→ **Exercise**:
Please transcribe the records precisely; pictures stay out of your copy.

[Dataset listings of figures]
***
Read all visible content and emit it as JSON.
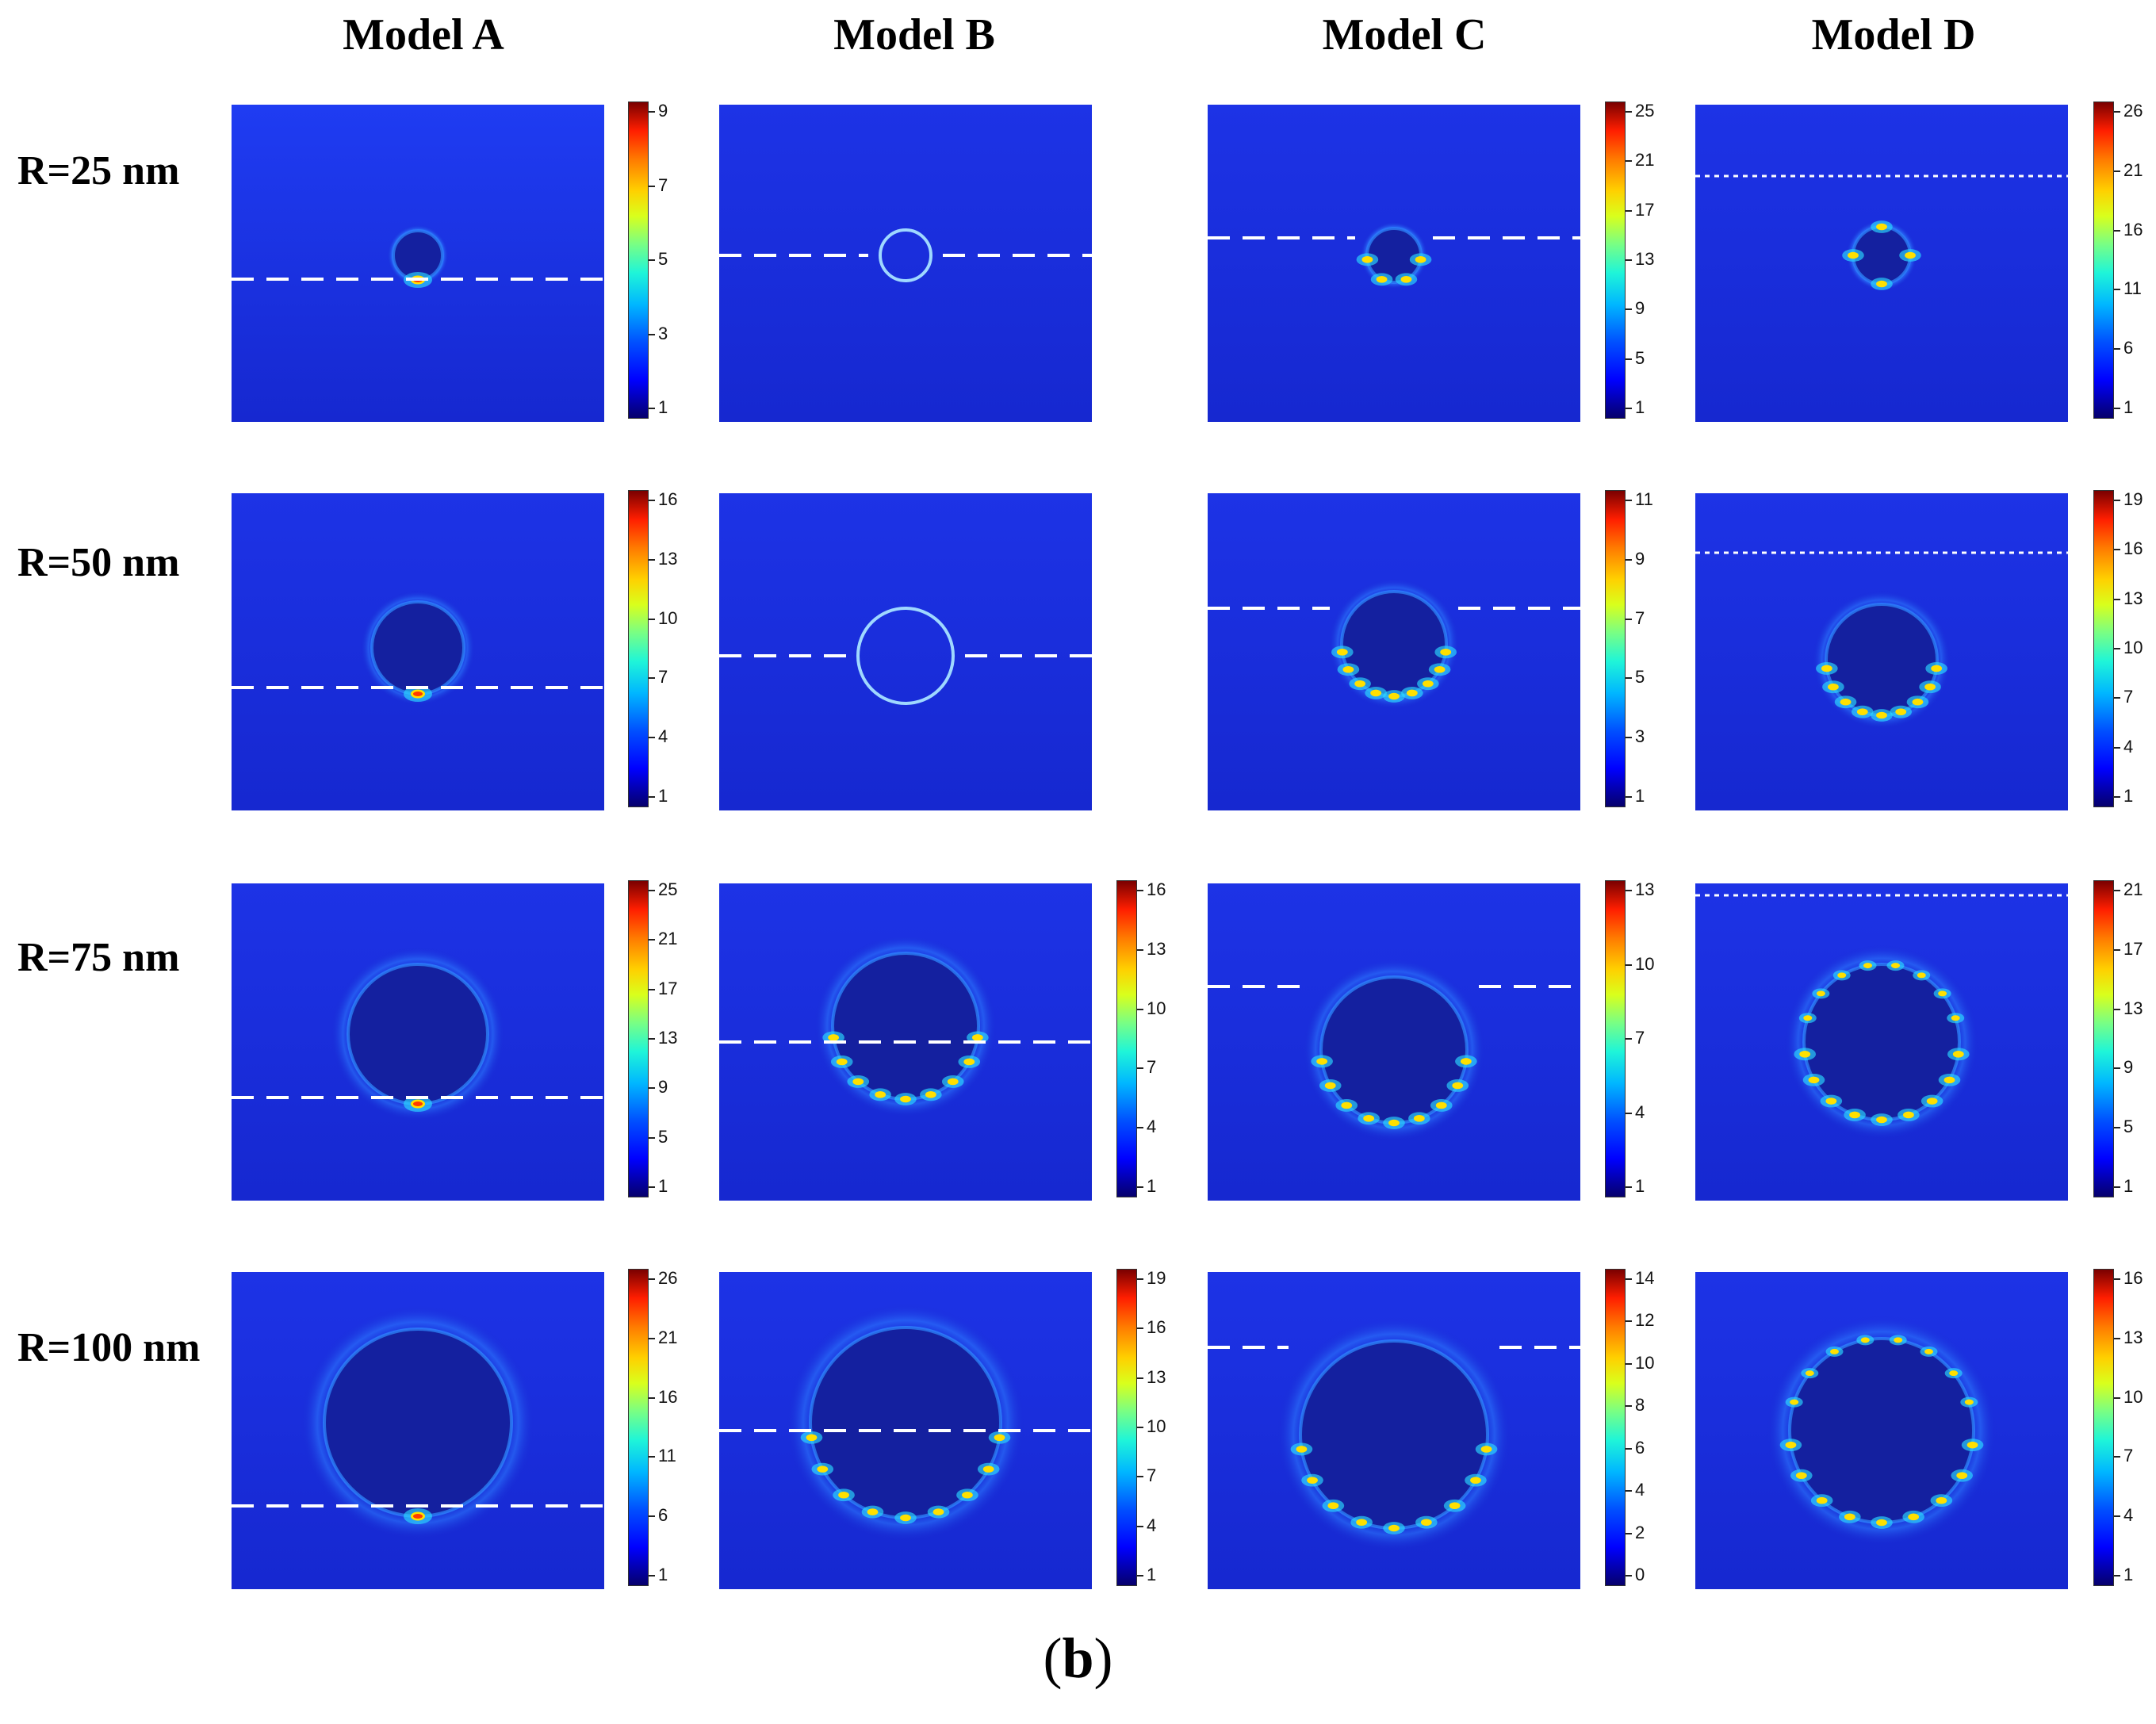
{
  "columns": [
    "Model A",
    "Model B",
    "Model C",
    "Model D"
  ],
  "rows": [
    "R=25 nm",
    "R=50 nm",
    "R=75 nm",
    "R=100 nm"
  ],
  "colorbars": [
    [
      [
        "9",
        "7",
        "5",
        "3",
        "1"
      ],
      [
        "25",
        "21",
        "17",
        "13",
        "9",
        "5",
        "1"
      ],
      [
        "26",
        "21",
        "16",
        "11",
        "6",
        "1"
      ]
    ],
    [
      [
        "16",
        "13",
        "10",
        "7",
        "4",
        "1"
      ],
      [
        "11",
        "9",
        "7",
        "5",
        "3",
        "1"
      ],
      [
        "19",
        "16",
        "13",
        "10",
        "7",
        "4",
        "1"
      ]
    ],
    [
      [
        "25",
        "21",
        "17",
        "13",
        "9",
        "5",
        "1"
      ],
      [
        "16",
        "13",
        "10",
        "7",
        "4",
        "1"
      ],
      [
        "13",
        "10",
        "7",
        "4",
        "1"
      ],
      [
        "21",
        "17",
        "13",
        "9",
        "5",
        "1"
      ]
    ],
    [
      [
        "26",
        "21",
        "16",
        "11",
        "6",
        "1"
      ],
      [
        "19",
        "16",
        "13",
        "10",
        "7",
        "4",
        "1"
      ],
      [
        "14",
        "12",
        "10",
        "8",
        "6",
        "4",
        "2",
        "0"
      ],
      [
        "16",
        "13",
        "10",
        "7",
        "4",
        "1"
      ]
    ]
  ],
  "caption": {
    "open": "(",
    "letter": "b",
    "close": ")"
  },
  "colors": {
    "background_field": "#1a2ed9",
    "particle_interior": "#14209f",
    "dashed_line": "#ffffff"
  }
}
***
→ **Result of the task**:
Read all visible content and emit it as JSON.
{
  "columns": [
    "Model A",
    "Model B",
    "Model C",
    "Model D"
  ],
  "rows": [
    "R=25 nm",
    "R=50 nm",
    "R=75 nm",
    "R=100 nm"
  ],
  "colorbars": [
    [
      [
        "9",
        "7",
        "5",
        "3",
        "1"
      ],
      [
        "25",
        "21",
        "17",
        "13",
        "9",
        "5",
        "1"
      ],
      [
        "26",
        "21",
        "16",
        "11",
        "6",
        "1"
      ]
    ],
    [
      [
        "16",
        "13",
        "10",
        "7",
        "4",
        "1"
      ],
      [
        "11",
        "9",
        "7",
        "5",
        "3",
        "1"
      ],
      [
        "19",
        "16",
        "13",
        "10",
        "7",
        "4",
        "1"
      ]
    ],
    [
      [
        "25",
        "21",
        "17",
        "13",
        "9",
        "5",
        "1"
      ],
      [
        "16",
        "13",
        "10",
        "7",
        "4",
        "1"
      ],
      [
        "13",
        "10",
        "7",
        "4",
        "1"
      ],
      [
        "21",
        "17",
        "13",
        "9",
        "5",
        "1"
      ]
    ],
    [
      [
        "26",
        "21",
        "16",
        "11",
        "6",
        "1"
      ],
      [
        "19",
        "16",
        "13",
        "10",
        "7",
        "4",
        "1"
      ],
      [
        "14",
        "12",
        "10",
        "8",
        "6",
        "4",
        "2",
        "0"
      ],
      [
        "16",
        "13",
        "10",
        "7",
        "4",
        "1"
      ]
    ]
  ],
  "caption": {
    "open": "(",
    "letter": "b",
    "close": ")"
  },
  "colors": {
    "background_field": "#1a2ed9",
    "particle_interior": "#14209f",
    "dashed_line": "#ffffff"
  }
}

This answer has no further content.